● **WRITTEN REQUEST**
Write out each line that follows exactly as it stands, without the pictures.

● **GIVEN RECORDS**
** START **
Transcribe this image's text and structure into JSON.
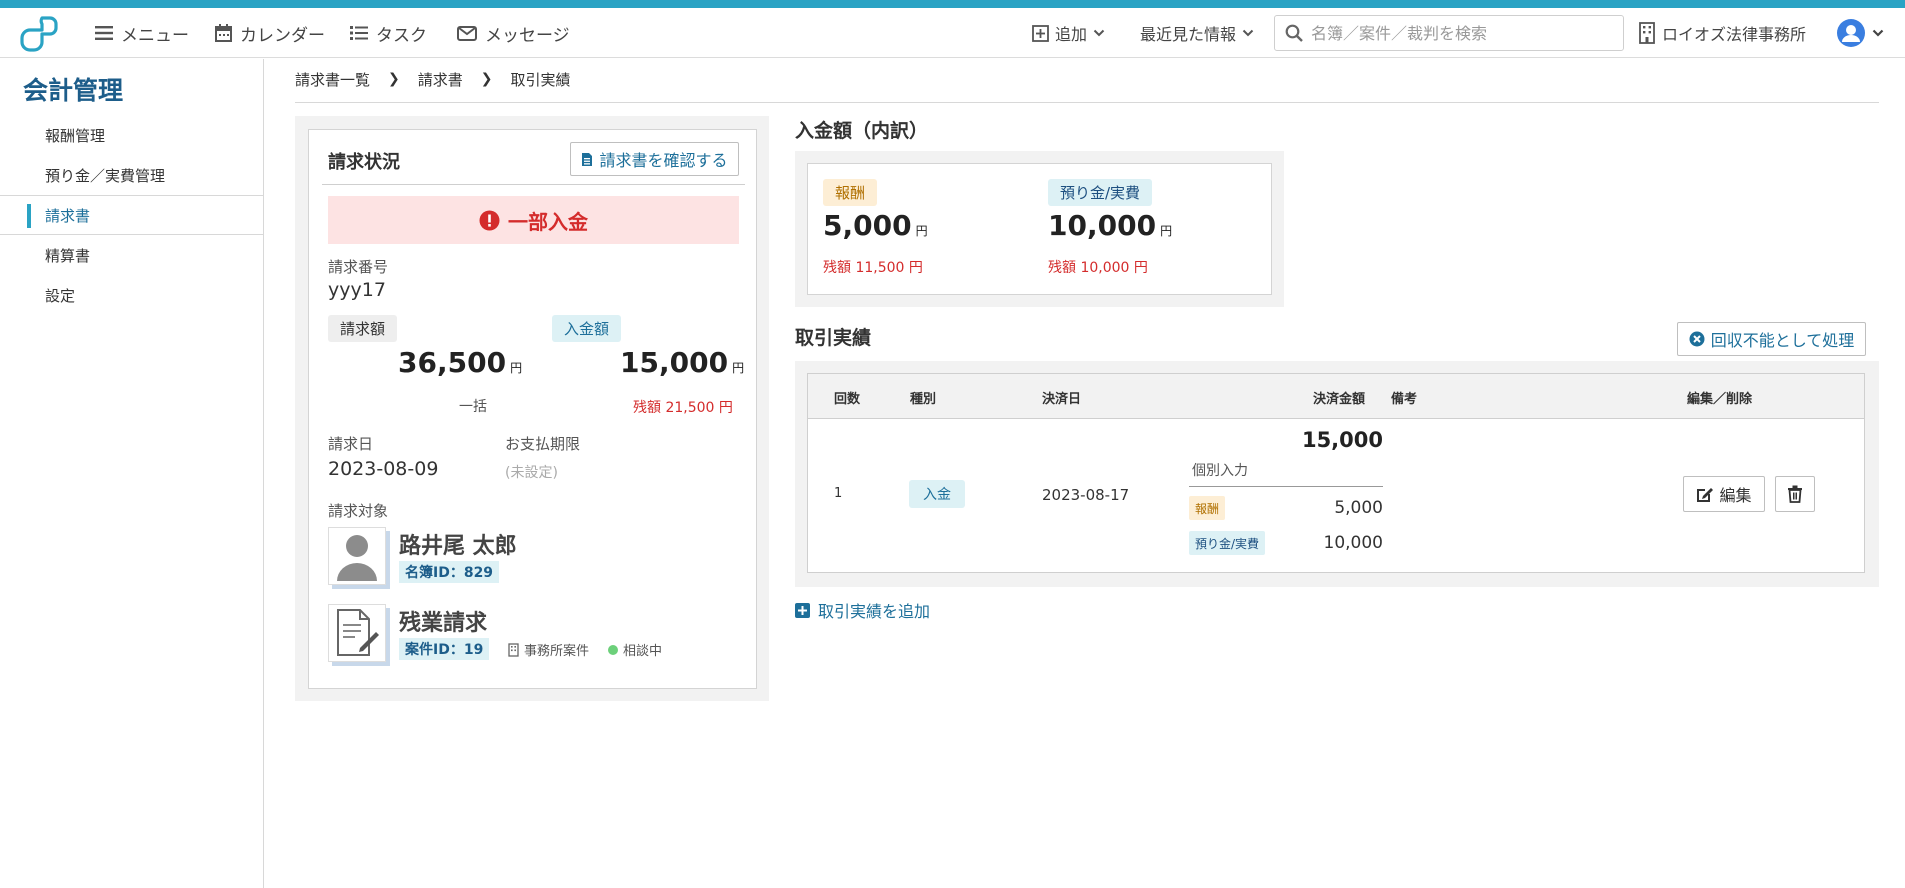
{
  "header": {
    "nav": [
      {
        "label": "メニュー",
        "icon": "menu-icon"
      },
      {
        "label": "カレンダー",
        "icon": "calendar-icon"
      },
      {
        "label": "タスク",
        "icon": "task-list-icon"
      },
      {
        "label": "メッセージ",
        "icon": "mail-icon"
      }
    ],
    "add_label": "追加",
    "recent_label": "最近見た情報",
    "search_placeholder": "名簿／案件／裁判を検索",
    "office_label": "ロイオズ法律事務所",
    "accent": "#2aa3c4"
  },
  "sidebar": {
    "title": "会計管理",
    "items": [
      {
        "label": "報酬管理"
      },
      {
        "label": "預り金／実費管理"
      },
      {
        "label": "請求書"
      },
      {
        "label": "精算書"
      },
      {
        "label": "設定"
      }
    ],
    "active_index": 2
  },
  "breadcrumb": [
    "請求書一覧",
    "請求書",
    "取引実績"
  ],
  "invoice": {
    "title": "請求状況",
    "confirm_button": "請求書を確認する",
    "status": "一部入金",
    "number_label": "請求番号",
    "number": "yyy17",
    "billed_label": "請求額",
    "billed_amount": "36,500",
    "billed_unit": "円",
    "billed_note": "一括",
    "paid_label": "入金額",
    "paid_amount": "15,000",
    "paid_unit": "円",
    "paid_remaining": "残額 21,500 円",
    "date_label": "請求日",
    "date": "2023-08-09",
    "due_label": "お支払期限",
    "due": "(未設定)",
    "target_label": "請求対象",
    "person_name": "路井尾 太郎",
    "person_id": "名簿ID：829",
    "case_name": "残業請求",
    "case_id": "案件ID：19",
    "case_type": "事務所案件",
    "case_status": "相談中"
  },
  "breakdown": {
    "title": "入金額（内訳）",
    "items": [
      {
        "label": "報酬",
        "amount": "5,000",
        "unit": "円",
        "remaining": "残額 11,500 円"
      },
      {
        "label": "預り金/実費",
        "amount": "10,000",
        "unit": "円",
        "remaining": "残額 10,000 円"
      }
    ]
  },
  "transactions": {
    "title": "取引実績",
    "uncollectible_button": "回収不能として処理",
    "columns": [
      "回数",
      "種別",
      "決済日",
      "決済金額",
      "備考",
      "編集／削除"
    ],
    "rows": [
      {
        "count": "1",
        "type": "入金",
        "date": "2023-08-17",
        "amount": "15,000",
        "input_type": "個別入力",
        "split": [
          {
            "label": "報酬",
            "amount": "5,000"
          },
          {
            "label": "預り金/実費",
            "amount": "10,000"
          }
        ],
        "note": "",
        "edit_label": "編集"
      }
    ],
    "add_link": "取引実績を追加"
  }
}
** END **
● **WRITTEN SOLUTION**
Transcribe this image's text and structure into JSON.
{
  "header": {
    "nav": [
      {
        "label": "メニュー",
        "icon": "menu-icon"
      },
      {
        "label": "カレンダー",
        "icon": "calendar-icon"
      },
      {
        "label": "タスク",
        "icon": "task-list-icon"
      },
      {
        "label": "メッセージ",
        "icon": "mail-icon"
      }
    ],
    "add_label": "追加",
    "recent_label": "最近見た情報",
    "search_placeholder": "名簿／案件／裁判を検索",
    "office_label": "ロイオズ法律事務所",
    "accent": "#2aa3c4"
  },
  "sidebar": {
    "title": "会計管理",
    "items": [
      {
        "label": "報酬管理"
      },
      {
        "label": "預り金／実費管理"
      },
      {
        "label": "請求書"
      },
      {
        "label": "精算書"
      },
      {
        "label": "設定"
      }
    ],
    "active_index": 2
  },
  "breadcrumb": [
    "請求書一覧",
    "請求書",
    "取引実績"
  ],
  "invoice": {
    "title": "請求状況",
    "confirm_button": "請求書を確認する",
    "status": "一部入金",
    "number_label": "請求番号",
    "number": "yyy17",
    "billed_label": "請求額",
    "billed_amount": "36,500",
    "billed_unit": "円",
    "billed_note": "一括",
    "paid_label": "入金額",
    "paid_amount": "15,000",
    "paid_unit": "円",
    "paid_remaining": "残額 21,500 円",
    "date_label": "請求日",
    "date": "2023-08-09",
    "due_label": "お支払期限",
    "due": "(未設定)",
    "target_label": "請求対象",
    "person_name": "路井尾 太郎",
    "person_id": "名簿ID：829",
    "case_name": "残業請求",
    "case_id": "案件ID：19",
    "case_type": "事務所案件",
    "case_status": "相談中"
  },
  "breakdown": {
    "title": "入金額（内訳）",
    "items": [
      {
        "label": "報酬",
        "amount": "5,000",
        "unit": "円",
        "remaining": "残額 11,500 円"
      },
      {
        "label": "預り金/実費",
        "amount": "10,000",
        "unit": "円",
        "remaining": "残額 10,000 円"
      }
    ]
  },
  "transactions": {
    "title": "取引実績",
    "uncollectible_button": "回収不能として処理",
    "columns": [
      "回数",
      "種別",
      "決済日",
      "決済金額",
      "備考",
      "編集／削除"
    ],
    "rows": [
      {
        "count": "1",
        "type": "入金",
        "date": "2023-08-17",
        "amount": "15,000",
        "input_type": "個別入力",
        "split": [
          {
            "label": "報酬",
            "amount": "5,000"
          },
          {
            "label": "預り金/実費",
            "amount": "10,000"
          }
        ],
        "note": "",
        "edit_label": "編集"
      }
    ],
    "add_link": "取引実績を追加"
  }
}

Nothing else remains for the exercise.